── MATERIAL TO PROCESS

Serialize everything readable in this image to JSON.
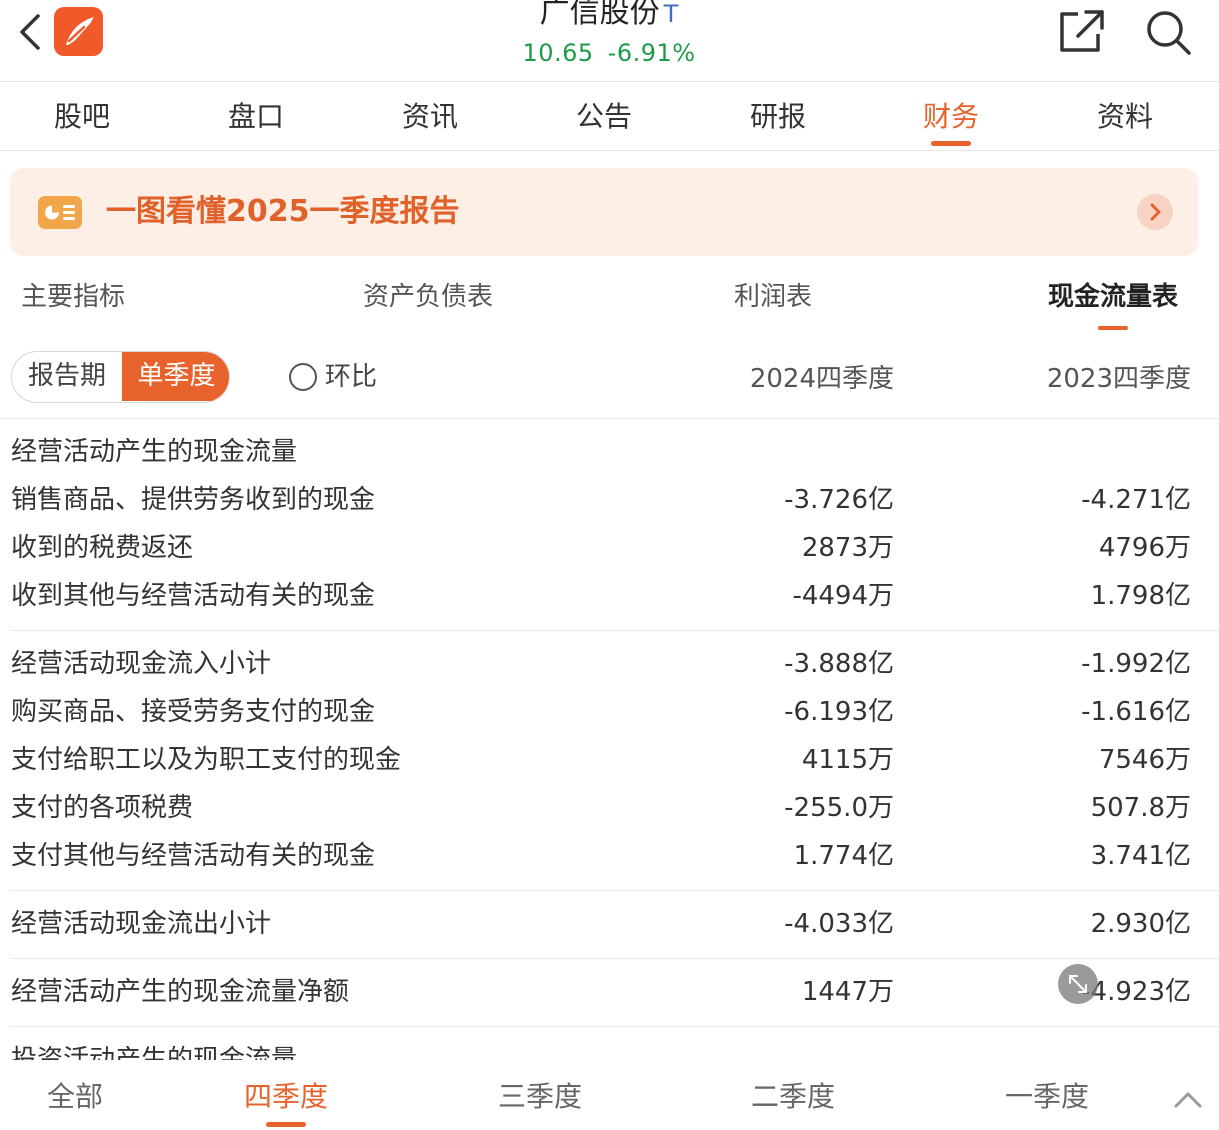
{
  "header": {
    "stock_name": "广信股份",
    "stock_tag": "T",
    "price": "10.65",
    "change": "-6.91%",
    "price_color": "#1f9b48",
    "accent": "#e8632b"
  },
  "main_tabs": [
    {
      "label": "股吧"
    },
    {
      "label": "盘口"
    },
    {
      "label": "资讯"
    },
    {
      "label": "公告"
    },
    {
      "label": "研报"
    },
    {
      "label": "财务",
      "active": true
    },
    {
      "label": "资料"
    }
  ],
  "banner": {
    "text": "一图看懂2025一季度报告"
  },
  "sub_tabs": [
    {
      "label": "主要指标"
    },
    {
      "label": "资产负债表"
    },
    {
      "label": "利润表"
    },
    {
      "label": "现金流量表",
      "active": true
    }
  ],
  "controls": {
    "seg_report_period": "报告期",
    "seg_single_quarter": "单季度",
    "radio_label": "环比",
    "col1": "2024四季度",
    "col2": "2023四季度"
  },
  "rows": [
    {
      "label": "经营活动产生的现金流量",
      "v1": "",
      "v2": ""
    },
    {
      "label": "销售商品、提供劳务收到的现金",
      "v1": "-3.726亿",
      "v2": "-4.271亿"
    },
    {
      "label": "收到的税费返还",
      "v1": "2873万",
      "v2": "4796万"
    },
    {
      "label": "收到其他与经营活动有关的现金",
      "v1": "-4494万",
      "v2": "1.798亿"
    },
    {
      "label": "经营活动现金流入小计",
      "v1": "-3.888亿",
      "v2": "-1.992亿"
    },
    {
      "label": "购买商品、接受劳务支付的现金",
      "v1": "-6.193亿",
      "v2": "-1.616亿"
    },
    {
      "label": "支付给职工以及为职工支付的现金",
      "v1": "4115万",
      "v2": "7546万"
    },
    {
      "label": "支付的各项税费",
      "v1": "-255.0万",
      "v2": "507.8万"
    },
    {
      "label": "支付其他与经营活动有关的现金",
      "v1": "1.774亿",
      "v2": "3.741亿"
    },
    {
      "label": "经营活动现金流出小计",
      "v1": "-4.033亿",
      "v2": "2.930亿"
    },
    {
      "label": "经营活动产生的现金流量净额",
      "v1": "1447万",
      "v2": "-4.923亿"
    },
    {
      "label": "投资活动产生的现金流量",
      "v1": "",
      "v2": ""
    }
  ],
  "bottom_tabs": [
    {
      "label": "全部"
    },
    {
      "label": "四季度",
      "active": true
    },
    {
      "label": "三季度"
    },
    {
      "label": "二季度"
    },
    {
      "label": "一季度"
    }
  ]
}
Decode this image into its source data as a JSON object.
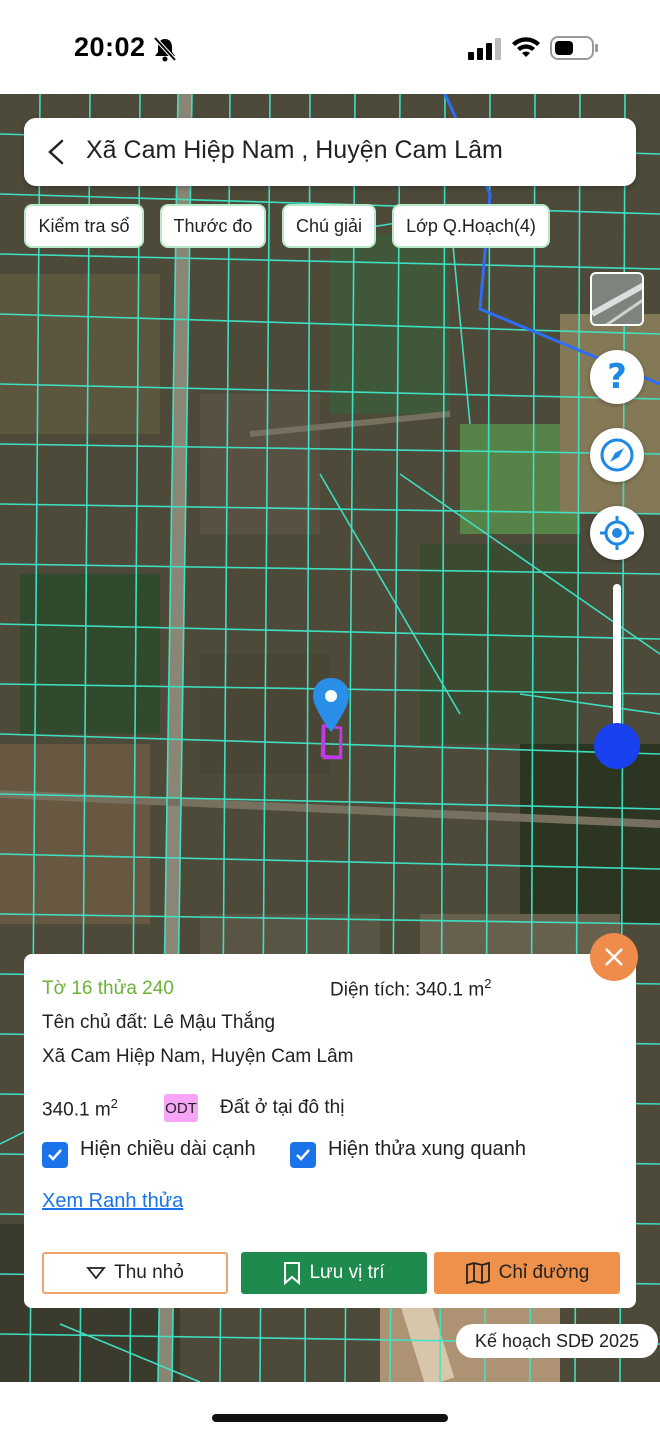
{
  "status_bar": {
    "time": "20:02",
    "icons": [
      "bell-slash-icon",
      "signal-icon",
      "wifi-icon",
      "battery-icon"
    ]
  },
  "header": {
    "title": "Xã Cam Hiệp Nam , Huyện Cam Lâm",
    "back_icon": "chevron-left-icon"
  },
  "toolbar": {
    "chips": [
      {
        "label": "Kiểm tra sổ"
      },
      {
        "label": "Thước đo"
      },
      {
        "label": "Chú giải"
      },
      {
        "label": "Lớp Q.Hoạch(4)"
      }
    ]
  },
  "map_controls": {
    "icons": [
      "layer-thumbnail",
      "help-icon",
      "compass-icon",
      "locate-icon"
    ],
    "help_glyph": "?",
    "zoom_level_fraction": 0.0
  },
  "parcel": {
    "id_text": "Tờ 16 thửa 240",
    "area_label": "Diện tích: 340.1 m",
    "area_unit_sup": "2",
    "owner": "Tên chủ đất: Lê Mậu Thắng",
    "address": "Xã Cam Hiệp Nam, Huyện Cam Lâm",
    "area_value": "340.1 m",
    "area_value_sup": "2",
    "land_code": "ODT",
    "land_type": "Đất ở tại đô thị",
    "checkboxes": [
      {
        "label": "Hiện chiều dài cạnh",
        "checked": true
      },
      {
        "label": "Hiện thửa xung quanh",
        "checked": true
      }
    ],
    "boundary_link": "Xem Ranh thửa"
  },
  "actions": {
    "shrink_label": "Thu nhỏ",
    "save_label": "Lưu vị trí",
    "route_label": "Chỉ đường"
  },
  "plan_badge": "Kế hoạch SDĐ 2025",
  "colors": {
    "parcel_lines": "#3ee6c8",
    "planning_line": "#2f6df5",
    "save_button": "#1e8a4e",
    "route_button": "#f0914b",
    "close_button": "#f08c4b",
    "parcel_id": "#6cb23a",
    "land_code_bg": "#f7a6f7",
    "link": "#1a73e8",
    "pin": "#2a8fe8"
  }
}
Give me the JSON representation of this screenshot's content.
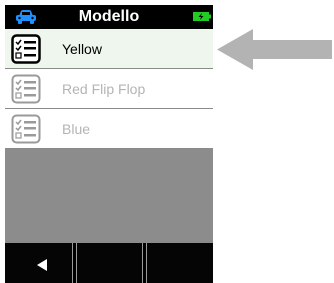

────

State the number of lines in the records that contain the string "Hiện", and nothing more.

2